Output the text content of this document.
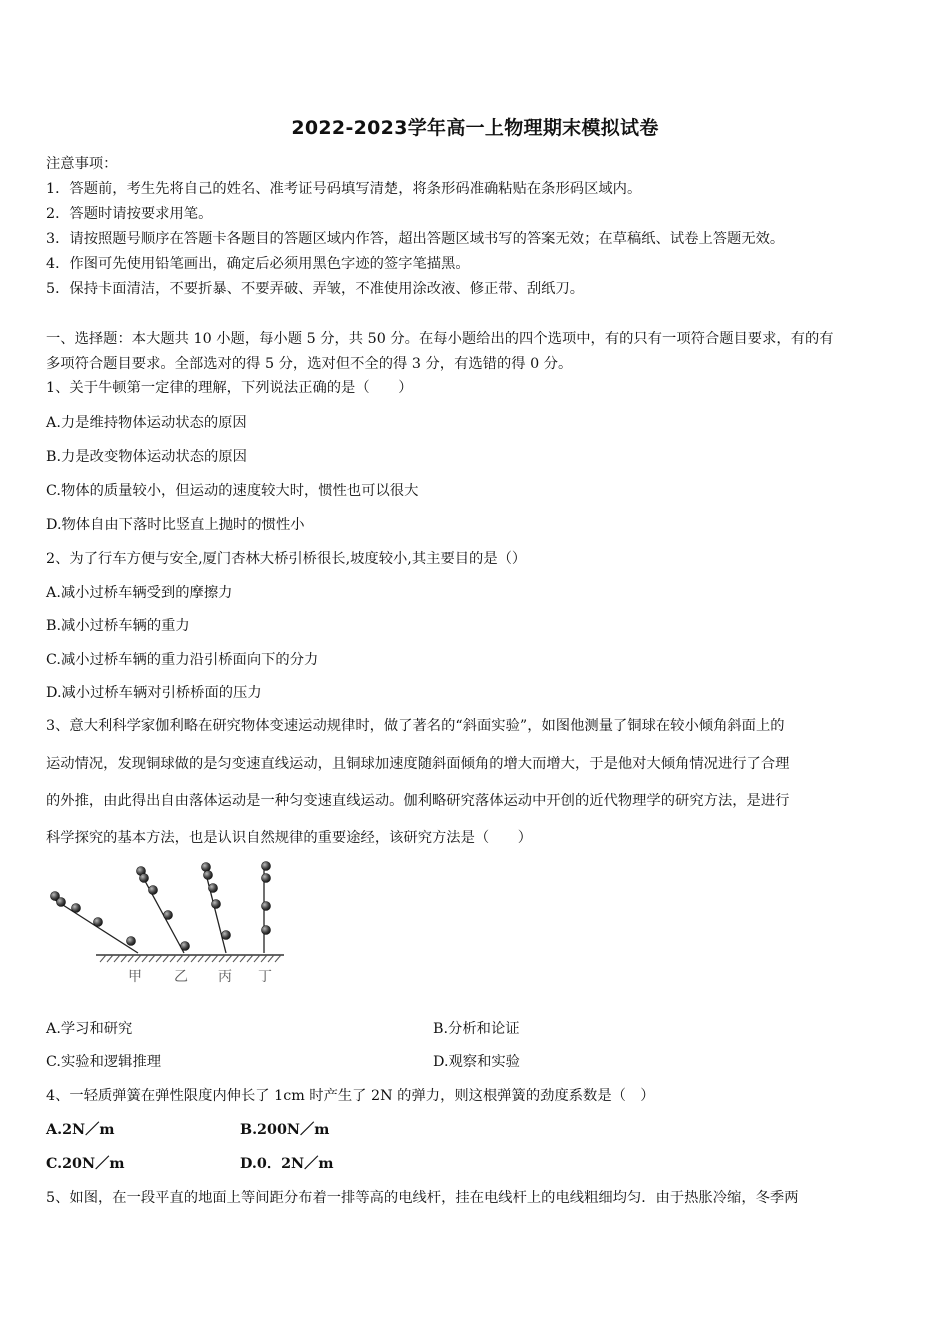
2022-2023学年高一上物理期末模拟试卷
注意事项：
1．答题前，考生先将自己的姓名、准考证号码填写清楚，将条形码准确粘贴在条形码区域内。
2．答题时请按要求用笔。
3．请按照题号顺序在答题卡各题目的答题区域内作答，超出答题区域书写的答案无效；在草稿纸、试卷上答题无效。
4．作图可先使用铅笔画出，确定后必须用黑色字迹的签字笔描黑。
5．保持卡面清洁，不要折暴、不要弄破、弄皱，不准使用涂改液、修正带、刮纸刀。
一、选择题：本大题共 10 小题，每小题 5 分，共 50 分。在每小题给出的四个选项中，有的只有一项符合题目要求，有的有
多项符合题目要求。全部选对的得 5 分，选对但不全的得 3 分，有选错的得 0 分。
1、关于牛顿第一定律的理解，下列说法正确的是（　　）
A.力是维持物体运动状态的原因
B.力是改变物体运动状态的原因
C.物体的质量较小，但运动的速度较大时，惯性也可以很大
D.物体自由下落时比竖直上抛时的惯性小
2、为了行车方便与安全,厦门杏林大桥引桥很长,坡度较小,其主要目的是（）
A.减小过桥车辆受到的摩擦力
B.减小过桥车辆的重力
C.减小过桥车辆的重力沿引桥面向下的分力
D.减小过桥车辆对引桥桥面的压力
3、意大利科学家伽利略在研究物体变速运动规律时，做了著名的“斜面实验”，如图他测量了铜球在较小倾角斜面上的
运动情况，发现铜球做的是匀变速直线运动，且铜球加速度随斜面倾角的增大而增大，于是他对大倾角情况进行了合理
的外推，由此得出自由落体运动是一种匀变速直线运动。伽利略研究落体运动中开创的近代物理学的研究方法，是进行
科学探究的基本方法，也是认识自然规律的重要途经，该研究方法是（　　）
甲 乙 丙 丁
A.学习和研究	B.分析和论证
C.实验和逻辑推理	D.观察和实验
4、一轻质弹簧在弹性限度内伸长了 1cm 时产生了 2N 的弹力，则这根弹簧的劲度系数是（　）
A.2N／m	B.200N／m
C.20N／m	D.0．2N／m
5、如图，在一段平直的地面上等间距分布着一排等高的电线杆，挂在电线杆上的电线粗细均匀．由于热胀冷缩，冬季两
========================
Instruction
All the lines above are to be given again exactly as they read, with the pictures removed.

Worked answer
Output the text content of this document.
2022-2023学年高一上物理期末模拟试卷
注意事项：
1．答题前，考生先将自己的姓名、准考证号码填写清楚，将条形码准确粘贴在条形码区域内。
2．答题时请按要求用笔。
3．请按照题号顺序在答题卡各题目的答题区域内作答，超出答题区域书写的答案无效；在草稿纸、试卷上答题无效。
4．作图可先使用铅笔画出，确定后必须用黑色字迹的签字笔描黑。
5．保持卡面清洁，不要折暴、不要弄破、弄皱，不准使用涂改液、修正带、刮纸刀。
一、选择题：本大题共 10 小题，每小题 5 分，共 50 分。在每小题给出的四个选项中，有的只有一项符合题目要求，有的有
多项符合题目要求。全部选对的得 5 分，选对但不全的得 3 分，有选错的得 0 分。
1、关于牛顿第一定律的理解，下列说法正确的是（　　）
A.力是维持物体运动状态的原因
B.力是改变物体运动状态的原因
C.物体的质量较小，但运动的速度较大时，惯性也可以很大
D.物体自由下落时比竖直上抛时的惯性小
2、为了行车方便与安全,厦门杏林大桥引桥很长,坡度较小,其主要目的是（）
A.减小过桥车辆受到的摩擦力
B.减小过桥车辆的重力
C.减小过桥车辆的重力沿引桥面向下的分力
D.减小过桥车辆对引桥桥面的压力
3、意大利科学家伽利略在研究物体变速运动规律时，做了著名的“斜面实验”，如图他测量了铜球在较小倾角斜面上的
运动情况，发现铜球做的是匀变速直线运动，且铜球加速度随斜面倾角的增大而增大，于是他对大倾角情况进行了合理
的外推，由此得出自由落体运动是一种匀变速直线运动。伽利略研究落体运动中开创的近代物理学的研究方法，是进行
科学探究的基本方法，也是认识自然规律的重要途经，该研究方法是（　　）
甲 乙 丙 丁
A.学习和研究	B.分析和论证
C.实验和逻辑推理	D.观察和实验
4、一轻质弹簧在弹性限度内伸长了 1cm 时产生了 2N 的弹力，则这根弹簧的劲度系数是（　）
A.2N／m	B.200N／m
C.20N／m	D.0．2N／m
5、如图，在一段平直的地面上等间距分布着一排等高的电线杆，挂在电线杆上的电线粗细均匀．由于热胀冷缩，冬季两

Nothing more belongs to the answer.